What you will do
Pull out every line from the listing that has the word "approving".

◇ ◇ ◇ ◇ ◇ ◇ ◇

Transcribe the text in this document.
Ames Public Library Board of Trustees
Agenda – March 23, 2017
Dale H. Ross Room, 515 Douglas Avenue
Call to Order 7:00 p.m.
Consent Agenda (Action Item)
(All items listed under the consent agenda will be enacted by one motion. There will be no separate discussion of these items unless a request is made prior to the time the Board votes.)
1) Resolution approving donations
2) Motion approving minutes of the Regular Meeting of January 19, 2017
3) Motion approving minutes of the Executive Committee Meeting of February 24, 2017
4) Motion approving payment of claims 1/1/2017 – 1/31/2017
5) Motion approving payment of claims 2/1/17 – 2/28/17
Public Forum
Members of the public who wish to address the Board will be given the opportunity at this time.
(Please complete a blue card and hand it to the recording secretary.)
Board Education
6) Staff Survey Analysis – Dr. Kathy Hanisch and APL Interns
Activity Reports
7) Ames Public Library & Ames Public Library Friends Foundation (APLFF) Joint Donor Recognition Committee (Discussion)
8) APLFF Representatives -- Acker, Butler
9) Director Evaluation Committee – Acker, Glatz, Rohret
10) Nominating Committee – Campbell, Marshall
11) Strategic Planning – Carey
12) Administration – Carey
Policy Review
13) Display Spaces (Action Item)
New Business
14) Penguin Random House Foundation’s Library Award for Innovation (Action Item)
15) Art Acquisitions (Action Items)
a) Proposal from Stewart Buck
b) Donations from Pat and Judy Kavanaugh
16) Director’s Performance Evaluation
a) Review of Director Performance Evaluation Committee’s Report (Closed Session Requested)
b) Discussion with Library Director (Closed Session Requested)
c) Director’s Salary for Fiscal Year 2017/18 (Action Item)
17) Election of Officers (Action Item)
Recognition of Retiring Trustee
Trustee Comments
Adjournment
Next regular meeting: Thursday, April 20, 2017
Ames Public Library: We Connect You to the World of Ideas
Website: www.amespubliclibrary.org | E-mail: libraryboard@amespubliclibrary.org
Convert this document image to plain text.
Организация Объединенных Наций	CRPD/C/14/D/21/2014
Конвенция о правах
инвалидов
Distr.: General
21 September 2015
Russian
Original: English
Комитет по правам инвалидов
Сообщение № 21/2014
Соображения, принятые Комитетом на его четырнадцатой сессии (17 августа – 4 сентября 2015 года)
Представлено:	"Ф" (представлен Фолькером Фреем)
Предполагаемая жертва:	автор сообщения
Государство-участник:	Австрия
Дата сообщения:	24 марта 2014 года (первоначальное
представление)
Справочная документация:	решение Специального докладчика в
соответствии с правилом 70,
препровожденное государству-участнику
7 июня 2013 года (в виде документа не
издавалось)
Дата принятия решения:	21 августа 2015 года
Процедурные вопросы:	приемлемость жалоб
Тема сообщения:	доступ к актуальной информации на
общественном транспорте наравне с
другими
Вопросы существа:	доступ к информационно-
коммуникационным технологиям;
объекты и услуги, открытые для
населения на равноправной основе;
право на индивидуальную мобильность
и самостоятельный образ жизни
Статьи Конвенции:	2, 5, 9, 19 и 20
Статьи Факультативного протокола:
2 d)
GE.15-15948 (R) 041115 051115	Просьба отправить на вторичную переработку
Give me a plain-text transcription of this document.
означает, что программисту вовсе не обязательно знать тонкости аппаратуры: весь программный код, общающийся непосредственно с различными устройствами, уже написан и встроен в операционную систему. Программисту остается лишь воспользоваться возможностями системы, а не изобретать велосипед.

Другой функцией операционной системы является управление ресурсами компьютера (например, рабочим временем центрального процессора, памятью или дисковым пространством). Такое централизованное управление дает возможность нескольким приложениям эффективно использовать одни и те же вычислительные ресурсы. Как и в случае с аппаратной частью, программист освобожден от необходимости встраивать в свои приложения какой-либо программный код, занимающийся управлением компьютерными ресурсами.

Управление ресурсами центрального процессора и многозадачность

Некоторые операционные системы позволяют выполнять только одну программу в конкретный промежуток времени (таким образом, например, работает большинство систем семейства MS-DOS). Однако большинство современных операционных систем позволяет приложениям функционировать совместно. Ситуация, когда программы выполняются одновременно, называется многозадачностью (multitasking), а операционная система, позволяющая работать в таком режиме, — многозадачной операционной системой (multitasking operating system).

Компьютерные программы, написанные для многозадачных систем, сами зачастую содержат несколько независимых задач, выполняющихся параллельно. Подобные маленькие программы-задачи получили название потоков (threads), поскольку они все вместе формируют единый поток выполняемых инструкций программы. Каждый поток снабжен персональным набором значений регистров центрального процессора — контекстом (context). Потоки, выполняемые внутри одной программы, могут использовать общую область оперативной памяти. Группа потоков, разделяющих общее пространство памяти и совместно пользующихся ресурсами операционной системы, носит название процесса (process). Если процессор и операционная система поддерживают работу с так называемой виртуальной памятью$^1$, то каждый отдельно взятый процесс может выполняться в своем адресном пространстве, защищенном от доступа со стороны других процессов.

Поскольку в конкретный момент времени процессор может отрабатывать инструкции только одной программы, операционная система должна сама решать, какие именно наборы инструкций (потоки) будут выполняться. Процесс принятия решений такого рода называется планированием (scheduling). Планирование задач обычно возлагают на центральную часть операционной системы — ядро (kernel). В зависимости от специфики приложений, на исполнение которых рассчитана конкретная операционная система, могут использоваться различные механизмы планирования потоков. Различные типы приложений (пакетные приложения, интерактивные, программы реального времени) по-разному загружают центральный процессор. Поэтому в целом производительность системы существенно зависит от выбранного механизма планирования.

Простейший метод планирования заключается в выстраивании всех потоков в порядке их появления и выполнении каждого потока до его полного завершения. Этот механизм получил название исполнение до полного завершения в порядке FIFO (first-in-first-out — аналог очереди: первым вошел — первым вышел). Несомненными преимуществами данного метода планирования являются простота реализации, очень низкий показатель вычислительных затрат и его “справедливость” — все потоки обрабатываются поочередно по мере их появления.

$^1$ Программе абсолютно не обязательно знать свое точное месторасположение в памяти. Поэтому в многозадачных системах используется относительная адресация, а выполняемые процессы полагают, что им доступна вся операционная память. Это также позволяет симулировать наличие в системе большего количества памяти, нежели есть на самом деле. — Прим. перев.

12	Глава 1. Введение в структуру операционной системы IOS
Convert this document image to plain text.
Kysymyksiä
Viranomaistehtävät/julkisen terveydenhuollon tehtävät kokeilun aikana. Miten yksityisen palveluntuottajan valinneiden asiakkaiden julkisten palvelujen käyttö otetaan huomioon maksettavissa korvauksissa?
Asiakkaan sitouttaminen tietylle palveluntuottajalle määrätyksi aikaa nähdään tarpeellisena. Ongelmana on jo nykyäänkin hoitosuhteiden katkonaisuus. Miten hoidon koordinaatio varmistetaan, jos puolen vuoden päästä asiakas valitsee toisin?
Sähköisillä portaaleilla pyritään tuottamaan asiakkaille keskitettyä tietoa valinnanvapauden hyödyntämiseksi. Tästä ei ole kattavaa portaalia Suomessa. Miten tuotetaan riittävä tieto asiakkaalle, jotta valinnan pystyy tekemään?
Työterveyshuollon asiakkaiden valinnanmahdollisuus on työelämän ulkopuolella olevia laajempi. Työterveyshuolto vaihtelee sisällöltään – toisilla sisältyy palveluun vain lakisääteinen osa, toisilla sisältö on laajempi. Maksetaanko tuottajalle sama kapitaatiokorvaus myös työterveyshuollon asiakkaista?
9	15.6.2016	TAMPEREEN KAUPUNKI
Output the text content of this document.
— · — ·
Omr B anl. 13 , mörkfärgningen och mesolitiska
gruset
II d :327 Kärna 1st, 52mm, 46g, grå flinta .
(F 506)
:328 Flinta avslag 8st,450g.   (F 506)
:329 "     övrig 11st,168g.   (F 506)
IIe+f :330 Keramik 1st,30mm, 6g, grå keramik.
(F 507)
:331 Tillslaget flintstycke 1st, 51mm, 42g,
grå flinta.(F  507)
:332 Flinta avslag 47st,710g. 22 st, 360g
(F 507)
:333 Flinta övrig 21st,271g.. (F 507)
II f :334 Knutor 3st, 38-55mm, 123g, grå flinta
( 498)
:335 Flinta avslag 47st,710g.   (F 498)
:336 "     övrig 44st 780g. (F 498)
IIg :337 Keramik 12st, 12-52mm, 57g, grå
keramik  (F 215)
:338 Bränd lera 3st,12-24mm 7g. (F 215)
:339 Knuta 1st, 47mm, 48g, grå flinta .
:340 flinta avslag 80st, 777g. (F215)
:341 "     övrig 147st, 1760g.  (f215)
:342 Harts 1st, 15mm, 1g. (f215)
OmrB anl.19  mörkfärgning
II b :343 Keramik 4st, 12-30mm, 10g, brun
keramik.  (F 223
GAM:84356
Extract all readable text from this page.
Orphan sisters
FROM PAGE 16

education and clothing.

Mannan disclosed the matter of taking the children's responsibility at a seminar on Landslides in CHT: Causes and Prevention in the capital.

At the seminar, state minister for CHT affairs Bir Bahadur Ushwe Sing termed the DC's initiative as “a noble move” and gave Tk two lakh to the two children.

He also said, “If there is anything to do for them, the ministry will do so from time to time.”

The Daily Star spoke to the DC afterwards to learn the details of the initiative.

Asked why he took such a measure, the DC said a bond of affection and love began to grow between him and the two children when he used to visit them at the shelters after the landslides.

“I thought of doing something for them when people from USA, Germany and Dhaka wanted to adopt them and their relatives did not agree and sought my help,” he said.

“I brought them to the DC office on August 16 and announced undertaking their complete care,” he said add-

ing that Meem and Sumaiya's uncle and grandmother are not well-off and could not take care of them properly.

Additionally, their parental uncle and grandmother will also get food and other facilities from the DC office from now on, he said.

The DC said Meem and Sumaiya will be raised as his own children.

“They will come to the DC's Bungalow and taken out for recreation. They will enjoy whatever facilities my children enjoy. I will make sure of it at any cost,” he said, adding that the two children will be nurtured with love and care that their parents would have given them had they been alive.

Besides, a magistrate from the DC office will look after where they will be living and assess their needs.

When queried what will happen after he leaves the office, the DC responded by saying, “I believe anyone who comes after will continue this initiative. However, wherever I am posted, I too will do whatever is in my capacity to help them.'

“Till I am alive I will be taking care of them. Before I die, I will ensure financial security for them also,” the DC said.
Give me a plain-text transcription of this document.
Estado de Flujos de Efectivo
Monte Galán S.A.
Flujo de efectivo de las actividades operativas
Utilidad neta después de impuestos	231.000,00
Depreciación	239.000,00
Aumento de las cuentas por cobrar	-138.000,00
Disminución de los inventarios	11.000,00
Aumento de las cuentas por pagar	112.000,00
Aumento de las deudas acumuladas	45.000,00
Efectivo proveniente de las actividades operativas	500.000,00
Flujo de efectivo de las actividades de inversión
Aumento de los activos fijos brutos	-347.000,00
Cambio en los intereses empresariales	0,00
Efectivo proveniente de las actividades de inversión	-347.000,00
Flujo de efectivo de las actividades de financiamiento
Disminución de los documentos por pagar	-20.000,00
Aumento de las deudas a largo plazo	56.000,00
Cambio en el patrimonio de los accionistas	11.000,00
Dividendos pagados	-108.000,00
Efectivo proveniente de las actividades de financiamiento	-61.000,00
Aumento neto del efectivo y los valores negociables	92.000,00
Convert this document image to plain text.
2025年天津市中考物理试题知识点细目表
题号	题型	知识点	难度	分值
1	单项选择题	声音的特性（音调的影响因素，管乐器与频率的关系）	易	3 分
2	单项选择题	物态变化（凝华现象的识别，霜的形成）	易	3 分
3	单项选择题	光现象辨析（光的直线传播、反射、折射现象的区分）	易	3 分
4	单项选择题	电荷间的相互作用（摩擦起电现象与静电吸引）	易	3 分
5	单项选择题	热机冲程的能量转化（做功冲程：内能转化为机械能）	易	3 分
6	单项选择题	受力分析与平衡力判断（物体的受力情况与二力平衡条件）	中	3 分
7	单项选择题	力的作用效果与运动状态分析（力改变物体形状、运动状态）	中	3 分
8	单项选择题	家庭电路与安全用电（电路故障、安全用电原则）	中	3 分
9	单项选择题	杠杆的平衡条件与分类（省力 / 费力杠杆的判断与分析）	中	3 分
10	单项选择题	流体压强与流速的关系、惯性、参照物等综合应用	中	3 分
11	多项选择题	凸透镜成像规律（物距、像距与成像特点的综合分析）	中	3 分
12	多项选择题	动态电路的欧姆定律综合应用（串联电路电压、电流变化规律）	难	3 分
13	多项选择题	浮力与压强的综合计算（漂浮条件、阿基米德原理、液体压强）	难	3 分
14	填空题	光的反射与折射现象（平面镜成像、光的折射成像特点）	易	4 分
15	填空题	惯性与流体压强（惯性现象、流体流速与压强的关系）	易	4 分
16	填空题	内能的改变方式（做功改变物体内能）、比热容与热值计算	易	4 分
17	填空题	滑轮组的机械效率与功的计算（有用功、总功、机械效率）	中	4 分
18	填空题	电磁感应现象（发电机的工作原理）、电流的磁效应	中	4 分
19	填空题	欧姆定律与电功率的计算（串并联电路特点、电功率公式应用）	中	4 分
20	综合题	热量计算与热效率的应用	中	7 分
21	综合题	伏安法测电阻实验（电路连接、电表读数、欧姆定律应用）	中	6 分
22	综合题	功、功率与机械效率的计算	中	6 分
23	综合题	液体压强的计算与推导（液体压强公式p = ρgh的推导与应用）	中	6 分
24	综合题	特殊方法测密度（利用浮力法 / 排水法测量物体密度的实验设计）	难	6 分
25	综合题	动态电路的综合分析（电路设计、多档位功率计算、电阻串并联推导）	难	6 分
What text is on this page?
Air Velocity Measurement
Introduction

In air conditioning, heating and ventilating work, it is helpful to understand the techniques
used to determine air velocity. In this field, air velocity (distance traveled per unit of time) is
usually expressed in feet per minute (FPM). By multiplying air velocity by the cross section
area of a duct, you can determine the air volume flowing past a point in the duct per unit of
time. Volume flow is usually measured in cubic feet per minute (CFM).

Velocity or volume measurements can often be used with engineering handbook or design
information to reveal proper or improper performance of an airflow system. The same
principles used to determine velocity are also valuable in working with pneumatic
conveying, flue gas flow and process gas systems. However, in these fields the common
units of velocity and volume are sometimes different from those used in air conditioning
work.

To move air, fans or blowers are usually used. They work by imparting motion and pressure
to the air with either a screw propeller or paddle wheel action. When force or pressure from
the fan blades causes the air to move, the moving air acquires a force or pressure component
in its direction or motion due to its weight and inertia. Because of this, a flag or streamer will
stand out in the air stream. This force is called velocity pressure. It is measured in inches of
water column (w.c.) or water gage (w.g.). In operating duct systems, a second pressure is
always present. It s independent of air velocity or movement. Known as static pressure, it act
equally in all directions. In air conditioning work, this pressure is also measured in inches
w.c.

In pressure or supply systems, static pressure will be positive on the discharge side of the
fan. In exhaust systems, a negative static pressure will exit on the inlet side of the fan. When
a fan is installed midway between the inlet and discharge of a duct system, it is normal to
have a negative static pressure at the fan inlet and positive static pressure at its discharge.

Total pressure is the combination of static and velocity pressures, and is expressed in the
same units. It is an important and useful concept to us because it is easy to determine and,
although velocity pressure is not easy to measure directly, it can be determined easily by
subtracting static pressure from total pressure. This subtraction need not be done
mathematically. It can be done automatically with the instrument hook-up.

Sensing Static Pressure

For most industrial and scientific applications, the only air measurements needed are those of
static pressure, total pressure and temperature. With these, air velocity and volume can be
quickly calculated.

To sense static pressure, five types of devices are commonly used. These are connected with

◇ ◇ ◇ ◇ ◇ ◇ ◇

Solution to this task
1) Resolution approving donations
2) Motion approving minutes of the Regular Meeting of January 19, 2017
3) Motion approving minutes of the Executive Committee Meeting of February 24, 2017
4) Motion approving payment of claims 1/1/2017 – 1/31/2017
5) Motion approving payment of claims 2/1/17 – 2/28/17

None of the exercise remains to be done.